-------- Data provided

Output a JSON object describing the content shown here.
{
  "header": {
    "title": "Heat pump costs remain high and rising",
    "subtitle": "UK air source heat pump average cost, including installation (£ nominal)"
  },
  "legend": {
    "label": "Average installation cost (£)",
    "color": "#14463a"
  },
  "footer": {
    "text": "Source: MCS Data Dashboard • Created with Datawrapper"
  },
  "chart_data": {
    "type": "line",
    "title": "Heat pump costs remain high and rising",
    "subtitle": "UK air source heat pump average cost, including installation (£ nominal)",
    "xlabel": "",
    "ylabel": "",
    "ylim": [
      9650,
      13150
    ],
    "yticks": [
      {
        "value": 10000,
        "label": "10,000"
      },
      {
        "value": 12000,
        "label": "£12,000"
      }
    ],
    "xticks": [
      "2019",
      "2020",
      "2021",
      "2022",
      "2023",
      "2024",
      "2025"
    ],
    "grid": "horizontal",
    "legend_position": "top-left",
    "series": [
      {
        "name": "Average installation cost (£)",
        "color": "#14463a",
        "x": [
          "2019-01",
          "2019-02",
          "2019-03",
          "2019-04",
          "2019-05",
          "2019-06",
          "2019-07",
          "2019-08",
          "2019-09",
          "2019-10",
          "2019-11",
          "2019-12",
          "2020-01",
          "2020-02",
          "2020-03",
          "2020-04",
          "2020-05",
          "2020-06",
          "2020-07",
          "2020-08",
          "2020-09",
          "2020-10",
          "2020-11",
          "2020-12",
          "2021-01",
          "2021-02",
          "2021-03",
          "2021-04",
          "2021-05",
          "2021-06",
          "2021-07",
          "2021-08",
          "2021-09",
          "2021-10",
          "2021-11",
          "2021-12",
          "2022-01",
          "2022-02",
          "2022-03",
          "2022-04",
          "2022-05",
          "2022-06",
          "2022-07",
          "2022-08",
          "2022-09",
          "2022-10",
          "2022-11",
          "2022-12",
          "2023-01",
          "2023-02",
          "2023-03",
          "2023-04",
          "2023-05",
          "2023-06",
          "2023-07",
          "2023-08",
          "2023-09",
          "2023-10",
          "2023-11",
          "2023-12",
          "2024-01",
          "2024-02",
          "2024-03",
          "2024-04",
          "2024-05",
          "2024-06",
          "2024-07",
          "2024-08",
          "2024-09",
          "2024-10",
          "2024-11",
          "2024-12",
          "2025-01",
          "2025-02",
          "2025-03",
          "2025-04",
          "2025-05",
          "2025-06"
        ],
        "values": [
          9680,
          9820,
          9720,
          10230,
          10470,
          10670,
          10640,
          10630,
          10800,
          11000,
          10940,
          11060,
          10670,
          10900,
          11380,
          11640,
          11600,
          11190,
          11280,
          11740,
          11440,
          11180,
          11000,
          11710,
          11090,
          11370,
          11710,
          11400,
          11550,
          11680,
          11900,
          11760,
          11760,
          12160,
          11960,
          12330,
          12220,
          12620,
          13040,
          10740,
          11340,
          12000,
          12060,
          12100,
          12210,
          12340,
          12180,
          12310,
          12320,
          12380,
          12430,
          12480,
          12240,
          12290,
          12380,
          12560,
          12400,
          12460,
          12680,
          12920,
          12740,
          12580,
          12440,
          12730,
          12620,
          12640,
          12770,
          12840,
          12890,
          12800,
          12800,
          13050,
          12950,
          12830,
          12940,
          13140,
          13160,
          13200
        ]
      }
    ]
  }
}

----------------

## Exercise prompt
Determine how many lines of the listing above hold the word "nominal". Report that number without anything else.

## Answer to this task
2